* [DIRECTIONS] Copy every line from the data below in which the string "discoverable" can be found.

* [ENTRIES SHOWN]
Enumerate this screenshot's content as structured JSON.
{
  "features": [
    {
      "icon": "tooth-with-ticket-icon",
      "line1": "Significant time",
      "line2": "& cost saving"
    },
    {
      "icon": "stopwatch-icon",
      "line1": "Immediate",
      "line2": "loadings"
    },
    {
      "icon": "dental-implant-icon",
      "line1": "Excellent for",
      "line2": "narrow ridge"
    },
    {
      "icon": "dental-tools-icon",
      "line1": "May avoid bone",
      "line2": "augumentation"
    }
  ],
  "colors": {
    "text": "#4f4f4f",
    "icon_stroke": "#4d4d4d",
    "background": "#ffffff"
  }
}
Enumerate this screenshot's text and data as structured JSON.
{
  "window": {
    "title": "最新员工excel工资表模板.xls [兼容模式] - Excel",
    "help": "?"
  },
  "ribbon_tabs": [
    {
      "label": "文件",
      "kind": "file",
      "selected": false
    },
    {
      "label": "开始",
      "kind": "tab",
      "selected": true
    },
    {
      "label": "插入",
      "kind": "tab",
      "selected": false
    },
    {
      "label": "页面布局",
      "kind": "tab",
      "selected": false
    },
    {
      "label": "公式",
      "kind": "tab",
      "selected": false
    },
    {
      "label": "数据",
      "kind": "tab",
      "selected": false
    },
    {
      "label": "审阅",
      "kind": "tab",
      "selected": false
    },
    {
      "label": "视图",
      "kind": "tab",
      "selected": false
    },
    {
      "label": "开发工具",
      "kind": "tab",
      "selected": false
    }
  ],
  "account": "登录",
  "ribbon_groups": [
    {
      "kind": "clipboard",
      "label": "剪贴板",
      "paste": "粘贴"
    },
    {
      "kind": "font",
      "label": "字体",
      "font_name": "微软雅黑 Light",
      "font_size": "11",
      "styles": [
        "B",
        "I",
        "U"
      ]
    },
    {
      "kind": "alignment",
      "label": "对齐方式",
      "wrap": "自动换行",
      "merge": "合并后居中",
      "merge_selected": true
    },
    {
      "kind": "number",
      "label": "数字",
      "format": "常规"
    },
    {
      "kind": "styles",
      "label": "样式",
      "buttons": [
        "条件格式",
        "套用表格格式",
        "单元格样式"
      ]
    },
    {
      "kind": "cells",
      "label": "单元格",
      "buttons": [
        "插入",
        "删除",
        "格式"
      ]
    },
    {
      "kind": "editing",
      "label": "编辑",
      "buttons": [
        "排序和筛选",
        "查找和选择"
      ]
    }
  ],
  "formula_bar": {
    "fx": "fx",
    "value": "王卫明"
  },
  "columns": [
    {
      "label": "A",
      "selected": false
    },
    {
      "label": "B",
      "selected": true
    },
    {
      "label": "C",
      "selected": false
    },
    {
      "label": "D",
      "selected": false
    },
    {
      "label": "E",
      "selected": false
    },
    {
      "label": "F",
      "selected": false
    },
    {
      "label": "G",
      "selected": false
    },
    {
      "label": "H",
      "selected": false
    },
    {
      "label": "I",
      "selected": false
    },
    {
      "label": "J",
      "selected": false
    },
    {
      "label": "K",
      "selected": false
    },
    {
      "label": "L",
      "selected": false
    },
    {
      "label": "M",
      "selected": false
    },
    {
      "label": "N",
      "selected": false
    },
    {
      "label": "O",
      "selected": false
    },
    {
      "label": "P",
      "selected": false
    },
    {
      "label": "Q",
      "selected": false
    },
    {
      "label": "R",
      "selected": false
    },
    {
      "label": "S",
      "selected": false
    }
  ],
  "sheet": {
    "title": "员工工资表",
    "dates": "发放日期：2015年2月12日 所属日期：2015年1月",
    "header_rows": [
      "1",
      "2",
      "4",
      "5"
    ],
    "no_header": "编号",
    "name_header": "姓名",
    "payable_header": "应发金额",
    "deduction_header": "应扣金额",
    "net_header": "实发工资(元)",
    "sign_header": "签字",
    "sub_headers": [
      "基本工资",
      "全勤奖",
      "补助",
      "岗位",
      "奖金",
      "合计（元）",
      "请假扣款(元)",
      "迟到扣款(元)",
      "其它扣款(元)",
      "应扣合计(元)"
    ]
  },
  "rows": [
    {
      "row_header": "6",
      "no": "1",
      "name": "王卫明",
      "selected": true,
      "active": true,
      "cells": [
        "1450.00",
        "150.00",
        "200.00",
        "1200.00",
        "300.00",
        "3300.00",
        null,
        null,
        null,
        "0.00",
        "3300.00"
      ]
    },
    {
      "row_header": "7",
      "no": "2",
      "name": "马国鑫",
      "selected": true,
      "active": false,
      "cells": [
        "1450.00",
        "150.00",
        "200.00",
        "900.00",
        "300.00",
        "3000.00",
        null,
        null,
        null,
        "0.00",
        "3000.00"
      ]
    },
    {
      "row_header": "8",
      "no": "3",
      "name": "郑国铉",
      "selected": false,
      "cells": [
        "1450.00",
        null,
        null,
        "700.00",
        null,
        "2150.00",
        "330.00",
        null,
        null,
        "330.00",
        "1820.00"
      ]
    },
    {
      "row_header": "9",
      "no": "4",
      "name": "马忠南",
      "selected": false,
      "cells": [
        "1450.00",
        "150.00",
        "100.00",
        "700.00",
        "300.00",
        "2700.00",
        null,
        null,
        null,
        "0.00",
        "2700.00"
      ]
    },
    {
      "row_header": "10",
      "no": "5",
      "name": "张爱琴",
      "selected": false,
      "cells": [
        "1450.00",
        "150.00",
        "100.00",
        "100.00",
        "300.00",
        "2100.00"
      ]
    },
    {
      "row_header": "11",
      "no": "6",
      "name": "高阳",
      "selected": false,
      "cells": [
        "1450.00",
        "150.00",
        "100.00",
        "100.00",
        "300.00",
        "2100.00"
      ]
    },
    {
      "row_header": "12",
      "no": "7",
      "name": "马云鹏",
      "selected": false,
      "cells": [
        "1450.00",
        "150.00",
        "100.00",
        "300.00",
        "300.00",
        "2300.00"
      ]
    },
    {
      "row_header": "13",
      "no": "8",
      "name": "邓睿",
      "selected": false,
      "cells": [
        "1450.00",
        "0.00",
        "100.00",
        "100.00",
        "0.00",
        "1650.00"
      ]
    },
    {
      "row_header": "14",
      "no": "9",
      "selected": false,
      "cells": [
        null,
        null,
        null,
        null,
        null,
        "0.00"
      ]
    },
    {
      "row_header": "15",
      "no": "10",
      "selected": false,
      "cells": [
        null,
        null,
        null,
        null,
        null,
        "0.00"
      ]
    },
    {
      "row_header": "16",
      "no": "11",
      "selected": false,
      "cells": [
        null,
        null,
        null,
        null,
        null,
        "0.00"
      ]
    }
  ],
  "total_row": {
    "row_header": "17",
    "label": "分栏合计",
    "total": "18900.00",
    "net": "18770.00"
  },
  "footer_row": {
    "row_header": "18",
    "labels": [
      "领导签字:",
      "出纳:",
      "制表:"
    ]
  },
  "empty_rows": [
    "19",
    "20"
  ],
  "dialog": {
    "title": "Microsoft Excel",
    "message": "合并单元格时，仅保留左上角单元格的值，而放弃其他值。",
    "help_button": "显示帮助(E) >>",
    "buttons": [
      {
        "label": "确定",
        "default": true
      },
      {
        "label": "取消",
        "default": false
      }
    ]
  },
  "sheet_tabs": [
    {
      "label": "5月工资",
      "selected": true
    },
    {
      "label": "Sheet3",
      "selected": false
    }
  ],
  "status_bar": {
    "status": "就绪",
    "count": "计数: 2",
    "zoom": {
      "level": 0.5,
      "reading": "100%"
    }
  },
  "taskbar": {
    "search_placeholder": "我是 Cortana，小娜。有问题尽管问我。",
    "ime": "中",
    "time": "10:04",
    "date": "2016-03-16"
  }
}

--

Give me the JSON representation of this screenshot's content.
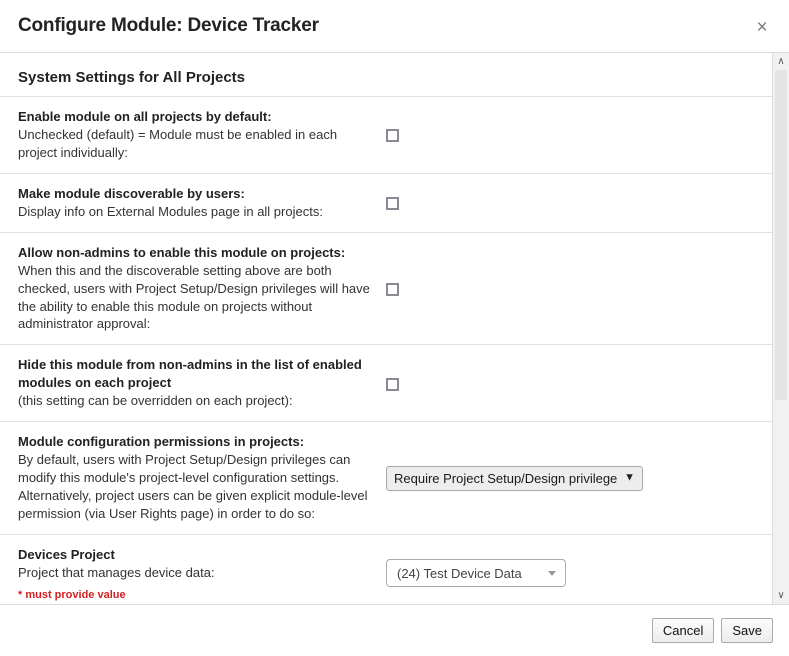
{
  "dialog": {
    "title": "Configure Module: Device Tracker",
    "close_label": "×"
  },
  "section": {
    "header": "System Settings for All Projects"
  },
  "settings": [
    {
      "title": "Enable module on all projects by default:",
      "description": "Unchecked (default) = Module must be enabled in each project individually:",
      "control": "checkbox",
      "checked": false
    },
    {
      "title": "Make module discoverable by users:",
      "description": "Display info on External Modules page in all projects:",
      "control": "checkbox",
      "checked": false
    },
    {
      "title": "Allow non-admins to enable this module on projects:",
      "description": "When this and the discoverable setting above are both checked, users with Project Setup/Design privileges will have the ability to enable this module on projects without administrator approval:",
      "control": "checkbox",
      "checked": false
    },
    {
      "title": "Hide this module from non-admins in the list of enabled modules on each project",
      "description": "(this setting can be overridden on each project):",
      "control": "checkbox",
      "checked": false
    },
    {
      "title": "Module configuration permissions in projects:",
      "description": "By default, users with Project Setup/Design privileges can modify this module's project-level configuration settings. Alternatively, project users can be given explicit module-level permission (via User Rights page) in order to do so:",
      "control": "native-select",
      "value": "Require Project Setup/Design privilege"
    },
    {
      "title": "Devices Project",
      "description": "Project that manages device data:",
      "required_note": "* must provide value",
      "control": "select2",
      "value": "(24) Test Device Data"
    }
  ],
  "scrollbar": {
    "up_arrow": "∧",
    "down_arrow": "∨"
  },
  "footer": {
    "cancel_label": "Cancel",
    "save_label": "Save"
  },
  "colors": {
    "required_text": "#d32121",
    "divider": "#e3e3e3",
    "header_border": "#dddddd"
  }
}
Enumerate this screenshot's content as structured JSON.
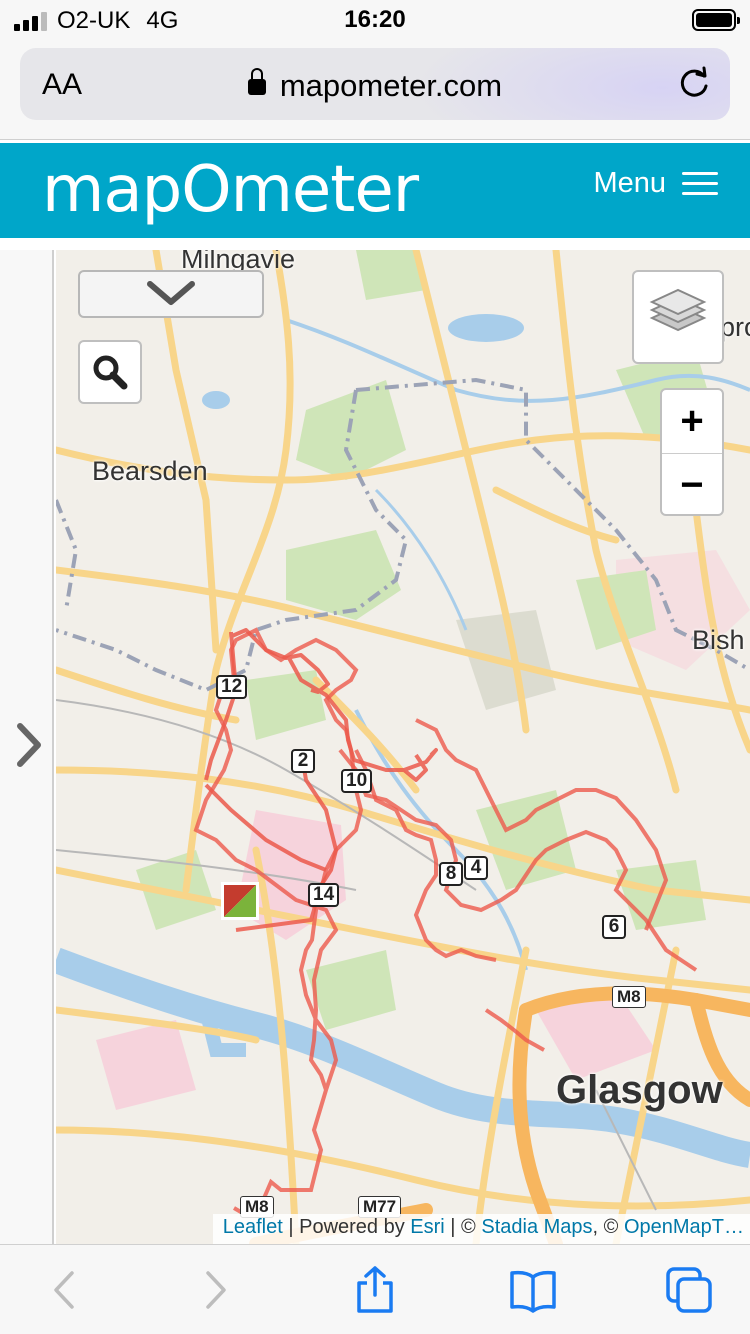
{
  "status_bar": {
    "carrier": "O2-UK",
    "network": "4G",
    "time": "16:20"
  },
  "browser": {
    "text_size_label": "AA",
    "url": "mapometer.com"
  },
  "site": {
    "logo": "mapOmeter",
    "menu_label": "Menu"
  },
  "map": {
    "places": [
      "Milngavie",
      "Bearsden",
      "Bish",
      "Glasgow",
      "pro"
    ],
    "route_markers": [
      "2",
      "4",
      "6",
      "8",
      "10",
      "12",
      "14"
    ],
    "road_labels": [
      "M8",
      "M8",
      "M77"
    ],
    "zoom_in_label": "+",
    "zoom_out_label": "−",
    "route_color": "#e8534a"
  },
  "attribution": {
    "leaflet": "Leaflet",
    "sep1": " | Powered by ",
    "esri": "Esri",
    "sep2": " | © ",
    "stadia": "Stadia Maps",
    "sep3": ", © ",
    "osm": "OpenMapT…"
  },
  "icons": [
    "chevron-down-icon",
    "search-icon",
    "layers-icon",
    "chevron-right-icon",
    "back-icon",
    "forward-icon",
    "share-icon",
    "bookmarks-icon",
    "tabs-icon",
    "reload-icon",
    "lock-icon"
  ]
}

==

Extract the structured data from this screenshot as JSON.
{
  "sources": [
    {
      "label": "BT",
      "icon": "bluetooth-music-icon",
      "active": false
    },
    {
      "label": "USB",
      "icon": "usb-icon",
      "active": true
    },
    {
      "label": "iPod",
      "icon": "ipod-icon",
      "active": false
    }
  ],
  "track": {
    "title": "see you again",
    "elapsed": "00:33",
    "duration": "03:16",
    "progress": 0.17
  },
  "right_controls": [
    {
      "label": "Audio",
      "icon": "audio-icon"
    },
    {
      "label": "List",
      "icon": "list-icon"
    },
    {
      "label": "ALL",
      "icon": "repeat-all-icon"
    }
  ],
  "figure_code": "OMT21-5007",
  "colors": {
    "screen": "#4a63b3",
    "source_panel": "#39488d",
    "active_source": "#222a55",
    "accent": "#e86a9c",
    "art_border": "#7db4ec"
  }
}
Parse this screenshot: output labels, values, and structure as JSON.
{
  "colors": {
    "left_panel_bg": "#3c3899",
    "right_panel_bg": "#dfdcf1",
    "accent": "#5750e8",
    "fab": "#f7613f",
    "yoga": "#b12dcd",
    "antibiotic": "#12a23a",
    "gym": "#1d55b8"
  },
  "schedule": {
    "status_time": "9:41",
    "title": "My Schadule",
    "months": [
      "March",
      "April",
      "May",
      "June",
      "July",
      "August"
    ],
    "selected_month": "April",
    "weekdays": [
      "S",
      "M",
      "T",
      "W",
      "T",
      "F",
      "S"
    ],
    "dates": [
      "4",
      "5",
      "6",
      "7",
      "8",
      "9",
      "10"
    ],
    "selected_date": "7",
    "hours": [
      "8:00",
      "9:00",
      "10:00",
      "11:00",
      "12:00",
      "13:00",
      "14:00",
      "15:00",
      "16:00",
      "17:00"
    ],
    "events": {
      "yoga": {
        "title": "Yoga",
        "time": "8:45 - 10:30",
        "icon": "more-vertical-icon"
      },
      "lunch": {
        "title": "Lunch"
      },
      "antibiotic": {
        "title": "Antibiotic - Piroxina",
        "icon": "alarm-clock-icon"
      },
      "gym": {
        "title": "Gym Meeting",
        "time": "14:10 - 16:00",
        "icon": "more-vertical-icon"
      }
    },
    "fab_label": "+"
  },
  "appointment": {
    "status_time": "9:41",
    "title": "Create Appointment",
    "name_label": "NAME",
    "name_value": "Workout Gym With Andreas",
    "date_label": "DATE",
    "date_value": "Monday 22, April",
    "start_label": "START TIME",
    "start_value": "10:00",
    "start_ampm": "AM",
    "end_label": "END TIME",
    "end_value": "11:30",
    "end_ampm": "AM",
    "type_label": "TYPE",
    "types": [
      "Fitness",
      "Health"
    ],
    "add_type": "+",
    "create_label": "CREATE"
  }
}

* [EXERCISE SOLUTION]
      "title": "Make module discoverable by users:",
      "description": "When this and the discoverable setting above are both checked, users with Project Setup/Design privileges will have the ability to enable this module on projects without administrator approval:",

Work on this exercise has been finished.